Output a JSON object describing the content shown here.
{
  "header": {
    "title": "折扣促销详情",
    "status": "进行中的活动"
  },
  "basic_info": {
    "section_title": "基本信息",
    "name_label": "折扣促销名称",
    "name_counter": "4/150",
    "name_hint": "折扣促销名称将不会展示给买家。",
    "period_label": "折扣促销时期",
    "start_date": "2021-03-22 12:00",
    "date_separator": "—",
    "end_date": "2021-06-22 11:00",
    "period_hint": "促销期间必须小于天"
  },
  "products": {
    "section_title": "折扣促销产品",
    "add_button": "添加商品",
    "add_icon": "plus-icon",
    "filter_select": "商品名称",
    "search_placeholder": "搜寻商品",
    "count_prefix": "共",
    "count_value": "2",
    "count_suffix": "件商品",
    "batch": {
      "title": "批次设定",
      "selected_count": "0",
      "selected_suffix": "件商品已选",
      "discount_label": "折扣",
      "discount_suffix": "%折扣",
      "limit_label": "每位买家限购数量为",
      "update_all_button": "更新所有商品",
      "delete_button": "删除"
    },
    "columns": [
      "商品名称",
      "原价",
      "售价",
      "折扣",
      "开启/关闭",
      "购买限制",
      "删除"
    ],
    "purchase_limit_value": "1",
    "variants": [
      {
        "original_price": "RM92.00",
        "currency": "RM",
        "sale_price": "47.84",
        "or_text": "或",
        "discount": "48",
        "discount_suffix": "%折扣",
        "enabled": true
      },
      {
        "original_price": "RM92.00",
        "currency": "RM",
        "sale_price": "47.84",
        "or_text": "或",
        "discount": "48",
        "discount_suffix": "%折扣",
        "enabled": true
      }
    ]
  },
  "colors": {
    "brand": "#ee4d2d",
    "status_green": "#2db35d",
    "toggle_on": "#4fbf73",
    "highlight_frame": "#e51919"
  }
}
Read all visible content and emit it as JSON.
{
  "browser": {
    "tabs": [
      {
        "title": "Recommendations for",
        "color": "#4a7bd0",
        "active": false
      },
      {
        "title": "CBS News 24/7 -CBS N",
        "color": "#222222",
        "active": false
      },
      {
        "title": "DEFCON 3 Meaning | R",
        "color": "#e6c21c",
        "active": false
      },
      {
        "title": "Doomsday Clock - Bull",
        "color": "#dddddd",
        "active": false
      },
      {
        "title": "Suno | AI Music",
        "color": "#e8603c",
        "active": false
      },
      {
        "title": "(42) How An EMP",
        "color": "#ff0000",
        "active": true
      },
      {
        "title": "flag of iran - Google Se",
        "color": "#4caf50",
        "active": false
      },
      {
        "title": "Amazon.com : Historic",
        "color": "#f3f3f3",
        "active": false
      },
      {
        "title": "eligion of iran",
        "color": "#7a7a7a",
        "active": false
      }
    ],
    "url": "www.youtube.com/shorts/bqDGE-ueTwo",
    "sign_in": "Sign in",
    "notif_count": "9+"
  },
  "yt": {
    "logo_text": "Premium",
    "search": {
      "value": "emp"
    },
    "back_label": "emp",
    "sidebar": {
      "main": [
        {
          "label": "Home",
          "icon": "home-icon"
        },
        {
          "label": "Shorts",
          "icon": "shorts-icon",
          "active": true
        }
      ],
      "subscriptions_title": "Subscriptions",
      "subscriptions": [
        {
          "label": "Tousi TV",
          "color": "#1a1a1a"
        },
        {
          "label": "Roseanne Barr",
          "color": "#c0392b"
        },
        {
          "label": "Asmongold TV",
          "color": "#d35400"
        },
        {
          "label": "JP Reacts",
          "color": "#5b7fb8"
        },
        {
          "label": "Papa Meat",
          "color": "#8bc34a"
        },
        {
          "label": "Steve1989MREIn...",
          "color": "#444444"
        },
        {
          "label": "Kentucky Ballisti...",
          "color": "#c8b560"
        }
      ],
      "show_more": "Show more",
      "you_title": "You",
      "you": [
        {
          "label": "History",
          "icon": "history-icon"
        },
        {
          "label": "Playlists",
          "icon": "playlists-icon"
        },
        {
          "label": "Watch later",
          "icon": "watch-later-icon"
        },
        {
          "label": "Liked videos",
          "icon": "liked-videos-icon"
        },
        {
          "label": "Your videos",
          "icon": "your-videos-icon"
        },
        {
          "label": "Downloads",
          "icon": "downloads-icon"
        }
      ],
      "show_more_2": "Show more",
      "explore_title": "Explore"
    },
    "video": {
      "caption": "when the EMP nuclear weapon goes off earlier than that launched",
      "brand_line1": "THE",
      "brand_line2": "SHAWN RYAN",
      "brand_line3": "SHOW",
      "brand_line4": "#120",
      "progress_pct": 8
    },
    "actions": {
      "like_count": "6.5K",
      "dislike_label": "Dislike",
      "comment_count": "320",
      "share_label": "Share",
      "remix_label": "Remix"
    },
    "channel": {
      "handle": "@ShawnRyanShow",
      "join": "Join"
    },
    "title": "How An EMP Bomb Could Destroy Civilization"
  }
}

Exercise description: Using the entries above, please restate each one word for word.

Solution below:
Output a JSON object describing the content shown here.
{
  "header": {
    "title": "折扣促销详情",
    "status": "进行中的活动"
  },
  "basic_info": {
    "section_title": "基本信息",
    "name_label": "折扣促销名称",
    "name_counter": "4/150",
    "name_hint": "折扣促销名称将不会展示给买家。",
    "period_label": "折扣促销时期",
    "start_date": "2021-03-22 12:00",
    "date_separator": "—",
    "end_date": "2021-06-22 11:00",
    "period_hint": "促销期间必须小于天"
  },
  "products": {
    "section_title": "折扣促销产品",
    "add_button": "添加商品",
    "add_icon": "plus-icon",
    "filter_select": "商品名称",
    "search_placeholder": "搜寻商品",
    "count_prefix": "共",
    "count_value": "2",
    "count_suffix": "件商品",
    "batch": {
      "title": "批次设定",
      "selected_count": "0",
      "selected_suffix": "件商品已选",
      "discount_label": "折扣",
      "discount_suffix": "%折扣",
      "limit_label": "每位买家限购数量为",
      "update_all_button": "更新所有商品",
      "delete_button": "删除"
    },
    "columns": [
      "商品名称",
      "原价",
      "售价",
      "折扣",
      "开启/关闭",
      "购买限制",
      "删除"
    ],
    "purchase_limit_value": "1",
    "variants": [
      {
        "original_price": "RM92.00",
        "currency": "RM",
        "sale_price": "47.84",
        "or_text": "或",
        "discount": "48",
        "discount_suffix": "%折扣",
        "enabled": true
      },
      {
        "original_price": "RM92.00",
        "currency": "RM",
        "sale_price": "47.84",
        "or_text": "或",
        "discount": "48",
        "discount_suffix": "%折扣",
        "enabled": true
      }
    ]
  },
  "colors": {
    "brand": "#ee4d2d",
    "status_green": "#2db35d",
    "toggle_on": "#4fbf73",
    "highlight_frame": "#e51919"
  }
}
Read all visible content and emit it as JSON.
{
  "browser": {
    "tabs": [
      {
        "title": "Recommendations for",
        "color": "#4a7bd0",
        "active": false
      },
      {
        "title": "CBS News 24/7 -CBS N",
        "color": "#222222",
        "active": false
      },
      {
        "title": "DEFCON 3 Meaning | R",
        "color": "#e6c21c",
        "active": false
      },
      {
        "title": "Doomsday Clock - Bull",
        "color": "#dddddd",
        "active": false
      },
      {
        "title": "Suno | AI Music",
        "color": "#e8603c",
        "active": false
      },
      {
        "title": "(42) How An EMP",
        "color": "#ff0000",
        "active": true
      },
      {
        "title": "flag of iran - Google Se",
        "color": "#4caf50",
        "active": false
      },
      {
        "title": "Amazon.com : Historic",
        "color": "#f3f3f3",
        "active": false
      },
      {
        "title": "eligion of iran",
        "color": "#7a7a7a",
        "active": false
      }
    ],
    "url": "www.youtube.com/shorts/bqDGE-ueTwo",
    "sign_in": "Sign in",
    "notif_count": "9+"
  },
  "yt": {
    "logo_text": "Premium",
    "search": {
      "value": "emp"
    },
    "back_label": "emp",
    "sidebar": {
      "main": [
        {
          "label": "Home",
          "icon": "home-icon"
        },
        {
          "label": "Shorts",
          "icon": "shorts-icon",
          "active": true
        }
      ],
      "subscriptions_title": "Subscriptions",
      "subscriptions": [
        {
          "label": "Tousi TV",
          "color": "#1a1a1a"
        },
        {
          "label": "Roseanne Barr",
          "color": "#c0392b"
        },
        {
          "label": "Asmongold TV",
          "color": "#d35400"
        },
        {
          "label": "JP Reacts",
          "color": "#5b7fb8"
        },
        {
          "label": "Papa Meat",
          "color": "#8bc34a"
        },
        {
          "label": "Steve1989MREIn...",
          "color": "#444444"
        },
        {
          "label": "Kentucky Ballisti...",
          "color": "#c8b560"
        }
      ],
      "show_more": "Show more",
      "you_title": "You",
      "you": [
        {
          "label": "History",
          "icon": "history-icon"
        },
        {
          "label": "Playlists",
          "icon": "playlists-icon"
        },
        {
          "label": "Watch later",
          "icon": "watch-later-icon"
        },
        {
          "label": "Liked videos",
          "icon": "liked-videos-icon"
        },
        {
          "label": "Your videos",
          "icon": "your-videos-icon"
        },
        {
          "label": "Downloads",
          "icon": "downloads-icon"
        }
      ],
      "show_more_2": "Show more",
      "explore_title": "Explore"
    },
    "video": {
      "caption": "when the EMP nuclear weapon goes off earlier than that launched",
      "brand_line1": "THE",
      "brand_line2": "SHAWN RYAN",
      "brand_line3": "SHOW",
      "brand_line4": "#120",
      "progress_pct": 8
    },
    "actions": {
      "like_count": "6.5K",
      "dislike_label": "Dislike",
      "comment_count": "320",
      "share_label": "Share",
      "remix_label": "Remix"
    },
    "channel": {
      "handle": "@ShawnRyanShow",
      "join": "Join"
    },
    "title": "How An EMP Bomb Could Destroy Civilization"
  }
}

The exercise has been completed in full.